_Tasks:_
A – From the passage on duplex perception, extract the text between "This experimental finding" and "on this interpretation.", inclusive.
B – In the passage on duplex perception, who reported the experiment that cast doubt on the special-mode interpretation?
** Begin Reading text **
This experimental finding seemed to be a strong endorsement of a species-specific module for perceiving speech. What other explanation could account for the same signal (the F3 transition) evoking two simultaneous perceptions, one clearly phonetic and consistent with previous studies on the role of the transition in cuing /g/ or /d/, the other clearly non-phonetic and consistent with the direction of the frequency glide (rising versus falling)? Duplex perception seemed like ironclad evidence for a special mode for perceiving speech, distinct from general auditory processes. However, an experiment reported by Fowler and Rosenblum (1991) cast doubt on this interpretation.
** End Reading text **
** Begin Data lines **
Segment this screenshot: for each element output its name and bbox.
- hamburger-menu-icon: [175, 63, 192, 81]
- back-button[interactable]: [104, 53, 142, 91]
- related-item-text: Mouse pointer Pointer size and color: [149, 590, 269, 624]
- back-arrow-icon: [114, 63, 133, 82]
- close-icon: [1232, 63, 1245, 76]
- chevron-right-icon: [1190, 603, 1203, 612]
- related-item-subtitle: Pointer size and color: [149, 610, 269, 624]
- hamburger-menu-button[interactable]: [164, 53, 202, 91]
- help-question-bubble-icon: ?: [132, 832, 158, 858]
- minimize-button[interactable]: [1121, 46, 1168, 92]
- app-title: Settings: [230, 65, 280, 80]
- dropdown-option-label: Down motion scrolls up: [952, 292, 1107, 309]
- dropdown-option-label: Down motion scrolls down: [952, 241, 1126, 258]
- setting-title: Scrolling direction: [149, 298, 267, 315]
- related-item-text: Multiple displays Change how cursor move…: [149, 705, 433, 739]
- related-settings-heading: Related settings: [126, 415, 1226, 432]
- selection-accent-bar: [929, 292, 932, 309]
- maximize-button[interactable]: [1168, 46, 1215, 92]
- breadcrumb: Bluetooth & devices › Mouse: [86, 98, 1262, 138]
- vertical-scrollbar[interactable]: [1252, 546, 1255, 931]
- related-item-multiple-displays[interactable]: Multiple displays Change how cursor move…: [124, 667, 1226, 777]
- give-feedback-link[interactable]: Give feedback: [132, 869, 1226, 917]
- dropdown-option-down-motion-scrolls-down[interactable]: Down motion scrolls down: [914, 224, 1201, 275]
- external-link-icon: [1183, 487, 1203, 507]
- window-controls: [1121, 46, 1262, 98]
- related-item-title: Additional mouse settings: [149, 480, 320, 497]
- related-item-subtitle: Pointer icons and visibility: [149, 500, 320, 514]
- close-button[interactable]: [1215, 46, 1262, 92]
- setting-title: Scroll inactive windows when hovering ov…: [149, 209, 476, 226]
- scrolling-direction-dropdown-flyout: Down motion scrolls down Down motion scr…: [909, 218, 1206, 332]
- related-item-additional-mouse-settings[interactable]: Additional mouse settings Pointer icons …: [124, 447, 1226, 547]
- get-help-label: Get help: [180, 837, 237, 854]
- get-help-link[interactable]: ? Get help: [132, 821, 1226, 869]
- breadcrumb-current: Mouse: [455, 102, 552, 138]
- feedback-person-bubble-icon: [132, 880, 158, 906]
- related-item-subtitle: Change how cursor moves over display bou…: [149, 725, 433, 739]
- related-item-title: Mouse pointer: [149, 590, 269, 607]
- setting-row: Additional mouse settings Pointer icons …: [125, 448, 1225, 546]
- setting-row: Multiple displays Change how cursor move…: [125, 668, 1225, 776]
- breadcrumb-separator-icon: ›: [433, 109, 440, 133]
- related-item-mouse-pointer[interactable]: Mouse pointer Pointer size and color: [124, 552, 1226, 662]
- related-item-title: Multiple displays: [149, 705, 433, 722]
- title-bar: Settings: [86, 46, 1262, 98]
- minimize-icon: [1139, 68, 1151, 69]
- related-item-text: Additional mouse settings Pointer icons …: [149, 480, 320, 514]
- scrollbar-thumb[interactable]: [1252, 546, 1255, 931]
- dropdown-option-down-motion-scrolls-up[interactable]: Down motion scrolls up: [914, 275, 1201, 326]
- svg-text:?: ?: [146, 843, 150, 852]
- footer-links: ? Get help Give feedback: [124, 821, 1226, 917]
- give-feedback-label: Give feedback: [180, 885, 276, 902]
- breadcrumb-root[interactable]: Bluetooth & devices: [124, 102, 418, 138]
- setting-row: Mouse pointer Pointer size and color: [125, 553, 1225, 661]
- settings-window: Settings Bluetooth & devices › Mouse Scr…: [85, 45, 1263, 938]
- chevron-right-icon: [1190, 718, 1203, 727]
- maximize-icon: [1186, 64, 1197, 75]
** End Data lines **
_Final results:_
A –
This experimental finding seemed to be a strong endorsement of a species-specific module for perceiving speech. What other explanation could account for the same signal (the F3 transition) evoking two simultaneous perceptions, one clearly phonetic and consistent with previous studies on the role of the transition in cuing /g/ or /d/, the other clearly non-phonetic and consistent with the direction of the frequency glide (rising versus falling)? Duplex perception seemed like ironclad evidence for a special mode for perceiving speech, distinct from general auditory processes. However, an experiment reported by Fowler and Rosenblum (1991) cast doubt on this interpretation.

B – Fowler and Rosenblum (1991).